## Stated exercise
Set down all of the data exactly as it appears.

- - -

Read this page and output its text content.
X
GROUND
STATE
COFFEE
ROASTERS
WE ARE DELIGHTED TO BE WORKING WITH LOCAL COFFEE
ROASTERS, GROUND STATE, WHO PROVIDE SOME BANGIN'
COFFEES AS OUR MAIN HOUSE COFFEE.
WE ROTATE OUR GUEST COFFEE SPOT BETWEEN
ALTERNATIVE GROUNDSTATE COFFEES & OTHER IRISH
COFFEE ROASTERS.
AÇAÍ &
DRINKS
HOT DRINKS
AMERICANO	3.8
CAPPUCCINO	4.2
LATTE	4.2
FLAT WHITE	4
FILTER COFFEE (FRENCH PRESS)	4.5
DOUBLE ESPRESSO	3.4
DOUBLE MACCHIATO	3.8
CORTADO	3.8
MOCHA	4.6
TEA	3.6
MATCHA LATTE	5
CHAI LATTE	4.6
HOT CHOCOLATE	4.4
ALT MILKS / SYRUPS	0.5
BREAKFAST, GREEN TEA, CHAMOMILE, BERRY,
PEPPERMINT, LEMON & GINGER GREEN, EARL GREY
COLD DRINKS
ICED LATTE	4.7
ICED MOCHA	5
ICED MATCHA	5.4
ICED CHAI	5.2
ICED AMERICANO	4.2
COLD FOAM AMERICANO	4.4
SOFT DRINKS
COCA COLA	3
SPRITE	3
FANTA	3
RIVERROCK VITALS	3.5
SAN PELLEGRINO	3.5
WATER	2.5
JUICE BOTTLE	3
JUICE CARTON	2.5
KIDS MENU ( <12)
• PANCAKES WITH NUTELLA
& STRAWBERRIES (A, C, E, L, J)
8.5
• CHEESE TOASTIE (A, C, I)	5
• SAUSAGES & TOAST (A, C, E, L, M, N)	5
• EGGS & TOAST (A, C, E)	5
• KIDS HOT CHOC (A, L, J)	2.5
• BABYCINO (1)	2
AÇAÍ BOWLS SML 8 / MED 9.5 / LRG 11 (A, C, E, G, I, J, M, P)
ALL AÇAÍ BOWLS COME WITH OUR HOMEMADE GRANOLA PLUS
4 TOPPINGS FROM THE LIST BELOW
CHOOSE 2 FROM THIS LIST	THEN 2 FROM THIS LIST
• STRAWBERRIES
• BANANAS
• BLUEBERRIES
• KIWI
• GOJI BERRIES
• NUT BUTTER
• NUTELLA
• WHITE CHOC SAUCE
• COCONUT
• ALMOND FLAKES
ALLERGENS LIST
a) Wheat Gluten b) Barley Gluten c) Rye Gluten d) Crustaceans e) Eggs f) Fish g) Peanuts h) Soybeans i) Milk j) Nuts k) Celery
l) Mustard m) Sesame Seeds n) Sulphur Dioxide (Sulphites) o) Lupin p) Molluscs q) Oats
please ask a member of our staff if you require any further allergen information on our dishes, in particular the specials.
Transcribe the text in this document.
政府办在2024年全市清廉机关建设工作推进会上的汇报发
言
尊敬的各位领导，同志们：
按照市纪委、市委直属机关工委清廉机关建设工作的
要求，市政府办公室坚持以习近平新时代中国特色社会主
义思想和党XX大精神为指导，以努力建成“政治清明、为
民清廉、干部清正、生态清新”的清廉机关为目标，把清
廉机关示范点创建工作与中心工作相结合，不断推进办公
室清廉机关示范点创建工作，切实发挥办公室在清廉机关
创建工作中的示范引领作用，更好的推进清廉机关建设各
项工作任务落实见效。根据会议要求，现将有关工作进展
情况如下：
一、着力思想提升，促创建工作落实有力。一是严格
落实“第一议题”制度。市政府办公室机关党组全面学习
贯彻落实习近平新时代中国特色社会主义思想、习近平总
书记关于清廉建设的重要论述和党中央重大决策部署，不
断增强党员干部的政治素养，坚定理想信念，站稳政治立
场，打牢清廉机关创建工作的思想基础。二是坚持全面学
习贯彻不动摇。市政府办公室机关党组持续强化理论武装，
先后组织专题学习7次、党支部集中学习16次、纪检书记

- - -

## Response to the task
Read this page and output its text content.
X
GROUND
STATE
COFFEE
ROASTERS
WE ARE DELIGHTED TO BE WORKING WITH LOCAL COFFEE
ROASTERS, GROUND STATE, WHO PROVIDE SOME BANGIN'
COFFEES AS OUR MAIN HOUSE COFFEE.
WE ROTATE OUR GUEST COFFEE SPOT BETWEEN
ALTERNATIVE GROUNDSTATE COFFEES & OTHER IRISH
COFFEE ROASTERS.
AÇAÍ &
DRINKS
HOT DRINKS
AMERICANO	3.8
CAPPUCCINO	4.2
LATTE	4.2
FLAT WHITE	4
FILTER COFFEE (FRENCH PRESS)	4.5
DOUBLE ESPRESSO	3.4
DOUBLE MACCHIATO	3.8
CORTADO	3.8
MOCHA	4.6
TEA	3.6
MATCHA LATTE	5
CHAI LATTE	4.6
HOT CHOCOLATE	4.4
ALT MILKS / SYRUPS	0.5
BREAKFAST, GREEN TEA, CHAMOMILE, BERRY,
PEPPERMINT, LEMON & GINGER GREEN, EARL GREY
COLD DRINKS
ICED LATTE	4.7
ICED MOCHA	5
ICED MATCHA	5.4
ICED CHAI	5.2
ICED AMERICANO	4.2
COLD FOAM AMERICANO	4.4
SOFT DRINKS
COCA COLA	3
SPRITE	3
FANTA	3
RIVERROCK VITALS	3.5
SAN PELLEGRINO	3.5
WATER	2.5
JUICE BOTTLE	3
JUICE CARTON	2.5
KIDS MENU ( <12)
• PANCAKES WITH NUTELLA
& STRAWBERRIES (A, C, E, L, J)
8.5
• CHEESE TOASTIE (A, C, I)	5
• SAUSAGES & TOAST (A, C, E, L, M, N)	5
• EGGS & TOAST (A, C, E)	5
• KIDS HOT CHOC (A, L, J)	2.5
• BABYCINO (1)	2
AÇAÍ BOWLS SML 8 / MED 9.5 / LRG 11 (A, C, E, G, I, J, M, P)
ALL AÇAÍ BOWLS COME WITH OUR HOMEMADE GRANOLA PLUS
4 TOPPINGS FROM THE LIST BELOW
CHOOSE 2 FROM THIS LIST	THEN 2 FROM THIS LIST
• STRAWBERRIES
• BANANAS
• BLUEBERRIES
• KIWI
• GOJI BERRIES
• NUT BUTTER
• NUTELLA
• WHITE CHOC SAUCE
• COCONUT
• ALMOND FLAKES
ALLERGENS LIST
a) Wheat Gluten b) Barley Gluten c) Rye Gluten d) Crustaceans e) Eggs f) Fish g) Peanuts h) Soybeans i) Milk j) Nuts k) Celery
l) Mustard m) Sesame Seeds n) Sulphur Dioxide (Sulphites) o) Lupin p) Molluscs q) Oats
please ask a member of our staff if you require any further allergen information on our dishes, in particular the specials.
Transcribe the text in this document.
政府办在2024年全市清廉机关建设工作推进会上的汇报发
言
尊敬的各位领导，同志们：
按照市纪委、市委直属机关工委清廉机关建设工作的
要求，市政府办公室坚持以习近平新时代中国特色社会主
义思想和党XX大精神为指导，以努力建成“政治清明、为
民清廉、干部清正、生态清新”的清廉机关为目标，把清
廉机关示范点创建工作与中心工作相结合，不断推进办公
室清廉机关示范点创建工作，切实发挥办公室在清廉机关
创建工作中的示范引领作用，更好的推进清廉机关建设各
项工作任务落实见效。根据会议要求，现将有关工作进展
情况如下：
一、着力思想提升，促创建工作落实有力。一是严格
落实“第一议题”制度。市政府办公室机关党组全面学习
贯彻落实习近平新时代中国特色社会主义思想、习近平总
书记关于清廉建设的重要论述和党中央重大决策部署，不
断增强党员干部的政治素养，坚定理想信念，站稳政治立
场，打牢清廉机关创建工作的思想基础。二是坚持全面学
习贯彻不动摇。市政府办公室机关党组持续强化理论武装，
先后组织专题学习7次、党支部集中学习16次、纪检书记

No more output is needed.